▶ Short task:
Lay out every line of the records below as a numbered list, omitting any blank lines.

▶ Extracted entries:
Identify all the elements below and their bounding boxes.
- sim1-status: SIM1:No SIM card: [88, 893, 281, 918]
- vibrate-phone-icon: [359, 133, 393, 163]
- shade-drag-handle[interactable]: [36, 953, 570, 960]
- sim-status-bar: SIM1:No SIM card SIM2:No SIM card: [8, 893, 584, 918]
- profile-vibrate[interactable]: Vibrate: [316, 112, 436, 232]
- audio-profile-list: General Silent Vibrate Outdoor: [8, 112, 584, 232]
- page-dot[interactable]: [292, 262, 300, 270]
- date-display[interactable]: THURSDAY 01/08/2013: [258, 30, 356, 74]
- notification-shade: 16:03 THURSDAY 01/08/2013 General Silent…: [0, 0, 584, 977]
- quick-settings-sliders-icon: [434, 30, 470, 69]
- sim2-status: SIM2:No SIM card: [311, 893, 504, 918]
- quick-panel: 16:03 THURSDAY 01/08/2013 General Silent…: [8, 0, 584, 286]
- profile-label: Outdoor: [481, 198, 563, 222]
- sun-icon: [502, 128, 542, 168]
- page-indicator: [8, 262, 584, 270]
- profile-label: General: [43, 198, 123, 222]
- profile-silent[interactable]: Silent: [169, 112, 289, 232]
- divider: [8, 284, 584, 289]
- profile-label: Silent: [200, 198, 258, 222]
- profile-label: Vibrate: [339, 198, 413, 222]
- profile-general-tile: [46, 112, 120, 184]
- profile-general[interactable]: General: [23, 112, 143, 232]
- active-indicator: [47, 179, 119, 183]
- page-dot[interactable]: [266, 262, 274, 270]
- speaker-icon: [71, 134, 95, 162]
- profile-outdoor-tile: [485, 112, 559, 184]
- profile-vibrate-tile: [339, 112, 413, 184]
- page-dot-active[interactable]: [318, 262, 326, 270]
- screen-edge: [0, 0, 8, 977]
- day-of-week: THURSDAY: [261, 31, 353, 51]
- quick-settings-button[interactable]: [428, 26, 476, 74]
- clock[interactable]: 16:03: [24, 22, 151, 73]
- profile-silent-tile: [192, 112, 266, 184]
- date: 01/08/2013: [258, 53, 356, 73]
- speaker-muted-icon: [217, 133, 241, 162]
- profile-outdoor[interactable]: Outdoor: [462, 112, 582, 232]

▶ Output:
1. Identify all the elements below and their bounding boxes.
2. - sim1-status: SIM1:No SIM card: [88, 893, 281, 918]
3. - vibrate-phone-icon: [359, 133, 393, 163]
4. - shade-drag-handle[interactable]: [36, 953, 570, 960]
5. - sim-status-bar: SIM1:No SIM card SIM2:No SIM card: [8, 893, 584, 918]
6. - profile-vibrate[interactable]: Vibrate: [316, 112, 436, 232]
7. - audio-profile-list: General Silent Vibrate Outdoor: [8, 112, 584, 232]
8. - page-dot[interactable]: [292, 262, 300, 270]
9. - date-display[interactable]: THURSDAY 01/08/2013: [258, 30, 356, 74]
10. - notification-shade: 16:03 THURSDAY 01/08/2013 General Silent…: [0, 0, 584, 977]
11. - quick-settings-sliders-icon: [434, 30, 470, 69]
12. - sim2-status: SIM2:No SIM card: [311, 893, 504, 918]
13. - quick-panel: 16:03 THURSDAY 01/08/2013 General Silent…: [8, 0, 584, 286]
14. - profile-label: Outdoor: [481, 198, 563, 222]
15. - sun-icon: [502, 128, 542, 168]
16. - page-indicator: [8, 262, 584, 270]
17. - profile-label: General: [43, 198, 123, 222]
18. - profile-silent[interactable]: Silent: [169, 112, 289, 232]
19. - divider: [8, 284, 584, 289]
20. - profile-label: Silent: [200, 198, 258, 222]
21. - profile-label: Vibrate: [339, 198, 413, 222]
22. - profile-general-tile: [46, 112, 120, 184]
23. - profile-general[interactable]: General: [23, 112, 143, 232]
24. - active-indicator: [47, 179, 119, 183]
25. - page-dot[interactable]: [266, 262, 274, 270]
26. - speaker-icon: [71, 134, 95, 162]
27. - profile-outdoor-tile: [485, 112, 559, 184]
28. - profile-vibrate-tile: [339, 112, 413, 184]
29. - page-dot-active[interactable]: [318, 262, 326, 270]
30. - screen-edge: [0, 0, 8, 977]
31. - day-of-week: THURSDAY: [261, 31, 353, 51]
32. - quick-settings-button[interactable]: [428, 26, 476, 74]
33. - clock[interactable]: 16:03: [24, 22, 151, 73]
34. - profile-silent-tile: [192, 112, 266, 184]
35. - date: 01/08/2013: [258, 53, 356, 73]
36. - speaker-muted-icon: [217, 133, 241, 162]
37. - profile-outdoor[interactable]: Outdoor: [462, 112, 582, 232]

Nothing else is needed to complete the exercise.